===== MATERIAL SHOWN

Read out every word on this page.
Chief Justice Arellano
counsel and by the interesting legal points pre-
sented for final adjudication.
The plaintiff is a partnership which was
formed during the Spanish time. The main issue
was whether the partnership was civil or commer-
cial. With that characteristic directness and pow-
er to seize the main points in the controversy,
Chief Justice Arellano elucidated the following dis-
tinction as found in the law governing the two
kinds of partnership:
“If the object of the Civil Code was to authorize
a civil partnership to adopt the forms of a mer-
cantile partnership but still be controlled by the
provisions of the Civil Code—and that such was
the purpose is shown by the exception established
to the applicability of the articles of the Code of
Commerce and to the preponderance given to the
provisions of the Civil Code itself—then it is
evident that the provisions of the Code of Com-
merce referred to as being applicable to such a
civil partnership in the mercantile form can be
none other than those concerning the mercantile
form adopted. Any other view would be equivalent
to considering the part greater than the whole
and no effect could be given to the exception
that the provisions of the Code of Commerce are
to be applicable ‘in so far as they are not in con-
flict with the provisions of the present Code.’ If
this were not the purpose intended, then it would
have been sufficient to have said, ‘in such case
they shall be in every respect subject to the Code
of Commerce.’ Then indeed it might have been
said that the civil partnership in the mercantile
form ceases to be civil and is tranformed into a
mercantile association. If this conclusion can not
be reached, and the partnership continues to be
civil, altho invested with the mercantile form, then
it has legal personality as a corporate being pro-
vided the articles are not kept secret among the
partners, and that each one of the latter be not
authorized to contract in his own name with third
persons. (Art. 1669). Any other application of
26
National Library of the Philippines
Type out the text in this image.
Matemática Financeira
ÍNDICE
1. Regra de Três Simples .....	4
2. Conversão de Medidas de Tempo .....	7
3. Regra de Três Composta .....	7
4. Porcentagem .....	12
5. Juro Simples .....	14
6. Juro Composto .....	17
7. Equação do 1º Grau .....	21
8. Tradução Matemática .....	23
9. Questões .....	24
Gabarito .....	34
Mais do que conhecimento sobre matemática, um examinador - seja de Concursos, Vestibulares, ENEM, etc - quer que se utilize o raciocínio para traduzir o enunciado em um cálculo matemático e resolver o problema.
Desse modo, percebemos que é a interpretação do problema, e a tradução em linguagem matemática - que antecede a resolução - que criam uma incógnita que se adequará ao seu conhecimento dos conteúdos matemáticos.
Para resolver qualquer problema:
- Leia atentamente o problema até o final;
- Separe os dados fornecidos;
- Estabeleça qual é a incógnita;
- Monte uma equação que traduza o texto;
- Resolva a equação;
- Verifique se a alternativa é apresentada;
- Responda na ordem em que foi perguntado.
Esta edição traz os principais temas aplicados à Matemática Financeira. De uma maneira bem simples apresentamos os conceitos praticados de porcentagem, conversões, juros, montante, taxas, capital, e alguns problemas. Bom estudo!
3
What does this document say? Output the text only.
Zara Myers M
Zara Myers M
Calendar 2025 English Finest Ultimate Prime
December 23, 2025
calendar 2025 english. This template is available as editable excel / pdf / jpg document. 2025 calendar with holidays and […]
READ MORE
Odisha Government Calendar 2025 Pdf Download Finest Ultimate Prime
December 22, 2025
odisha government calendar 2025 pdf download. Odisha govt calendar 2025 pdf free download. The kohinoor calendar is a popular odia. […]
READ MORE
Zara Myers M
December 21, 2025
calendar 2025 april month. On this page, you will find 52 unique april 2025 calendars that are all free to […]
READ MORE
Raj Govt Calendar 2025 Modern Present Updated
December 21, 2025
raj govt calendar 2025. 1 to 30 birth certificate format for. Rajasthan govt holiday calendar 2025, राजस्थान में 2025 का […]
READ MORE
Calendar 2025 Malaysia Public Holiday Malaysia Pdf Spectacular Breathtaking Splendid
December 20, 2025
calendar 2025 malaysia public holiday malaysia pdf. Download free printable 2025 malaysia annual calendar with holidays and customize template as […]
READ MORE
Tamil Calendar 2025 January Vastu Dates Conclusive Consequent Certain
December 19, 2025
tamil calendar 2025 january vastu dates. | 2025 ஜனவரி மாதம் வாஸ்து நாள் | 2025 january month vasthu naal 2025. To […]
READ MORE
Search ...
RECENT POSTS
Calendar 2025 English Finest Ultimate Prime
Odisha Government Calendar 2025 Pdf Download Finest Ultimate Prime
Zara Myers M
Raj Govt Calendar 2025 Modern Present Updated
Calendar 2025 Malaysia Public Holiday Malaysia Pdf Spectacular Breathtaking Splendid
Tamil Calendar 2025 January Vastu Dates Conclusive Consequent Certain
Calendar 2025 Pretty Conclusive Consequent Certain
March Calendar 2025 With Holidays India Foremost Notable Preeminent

==========

### BRIEF
Return every entry verbatim.

### EXERCISE ANSWER
Read out every word on this page.
Chief Justice Arellano
counsel and by the interesting legal points pre-
sented for final adjudication.
The plaintiff is a partnership which was
formed during the Spanish time. The main issue
was whether the partnership was civil or commer-
cial. With that characteristic directness and pow-
er to seize the main points in the controversy,
Chief Justice Arellano elucidated the following dis-
tinction as found in the law governing the two
kinds of partnership:
“If the object of the Civil Code was to authorize
a civil partnership to adopt the forms of a mer-
cantile partnership but still be controlled by the
provisions of the Civil Code—and that such was
the purpose is shown by the exception established
to the applicability of the articles of the Code of
Commerce and to the preponderance given to the
provisions of the Civil Code itself—then it is
evident that the provisions of the Code of Com-
merce referred to as being applicable to such a
civil partnership in the mercantile form can be
none other than those concerning the mercantile
form adopted. Any other view would be equivalent
to considering the part greater than the whole
and no effect could be given to the exception
that the provisions of the Code of Commerce are
to be applicable ‘in so far as they are not in con-
flict with the provisions of the present Code.’ If
this were not the purpose intended, then it would
have been sufficient to have said, ‘in such case
they shall be in every respect subject to the Code
of Commerce.’ Then indeed it might have been
said that the civil partnership in the mercantile
form ceases to be civil and is tranformed into a
mercantile association. If this conclusion can not
be reached, and the partnership continues to be
civil, altho invested with the mercantile form, then
it has legal personality as a corporate being pro-
vided the articles are not kept secret among the
partners, and that each one of the latter be not
authorized to contract in his own name with third
persons. (Art. 1669). Any other application of
26
National Library of the Philippines
Type out the text in this image.
Matemática Financeira
ÍNDICE
1. Regra de Três Simples .....	4
2. Conversão de Medidas de Tempo .....	7
3. Regra de Três Composta .....	7
4. Porcentagem .....	12
5. Juro Simples .....	14
6. Juro Composto .....	17
7. Equação do 1º Grau .....	21
8. Tradução Matemática .....	23
9. Questões .....	24
Gabarito .....	34
Mais do que conhecimento sobre matemática, um examinador - seja de Concursos, Vestibulares, ENEM, etc - quer que se utilize o raciocínio para traduzir o enunciado em um cálculo matemático e resolver o problema.
Desse modo, percebemos que é a interpretação do problema, e a tradução em linguagem matemática - que antecede a resolução - que criam uma incógnita que se adequará ao seu conhecimento dos conteúdos matemáticos.
Para resolver qualquer problema:
- Leia atentamente o problema até o final;
- Separe os dados fornecidos;
- Estabeleça qual é a incógnita;
- Monte uma equação que traduza o texto;
- Resolva a equação;
- Verifique se a alternativa é apresentada;
- Responda na ordem em que foi perguntado.
Esta edição traz os principais temas aplicados à Matemática Financeira. De uma maneira bem simples apresentamos os conceitos praticados de porcentagem, conversões, juros, montante, taxas, capital, e alguns problemas. Bom estudo!
3
What does this document say? Output the text only.
Zara Myers M
Zara Myers M
Calendar 2025 English Finest Ultimate Prime
December 23, 2025
calendar 2025 english. This template is available as editable excel / pdf / jpg document. 2025 calendar with holidays and […]
READ MORE
Odisha Government Calendar 2025 Pdf Download Finest Ultimate Prime
December 22, 2025
odisha government calendar 2025 pdf download. Odisha govt calendar 2025 pdf free download. The kohinoor calendar is a popular odia. […]
READ MORE
Zara Myers M
December 21, 2025
calendar 2025 april month. On this page, you will find 52 unique april 2025 calendars that are all free to […]
READ MORE
Raj Govt Calendar 2025 Modern Present Updated
December 21, 2025
raj govt calendar 2025. 1 to 30 birth certificate format for. Rajasthan govt holiday calendar 2025, राजस्थान में 2025 का […]
READ MORE
Calendar 2025 Malaysia Public Holiday Malaysia Pdf Spectacular Breathtaking Splendid
December 20, 2025
calendar 2025 malaysia public holiday malaysia pdf. Download free printable 2025 malaysia annual calendar with holidays and customize template as […]
READ MORE
Tamil Calendar 2025 January Vastu Dates Conclusive Consequent Certain
December 19, 2025
tamil calendar 2025 january vastu dates. | 2025 ஜனவரி மாதம் வாஸ்து நாள் | 2025 january month vasthu naal 2025. To […]
READ MORE
Search ...
RECENT POSTS
Calendar 2025 English Finest Ultimate Prime
Odisha Government Calendar 2025 Pdf Download Finest Ultimate Prime
Zara Myers M
Raj Govt Calendar 2025 Modern Present Updated
Calendar 2025 Malaysia Public Holiday Malaysia Pdf Spectacular Breathtaking Splendid
Tamil Calendar 2025 January Vastu Dates Conclusive Consequent Certain
Calendar 2025 Pretty Conclusive Consequent Certain
March Calendar 2025 With Holidays India Foremost Notable Preeminent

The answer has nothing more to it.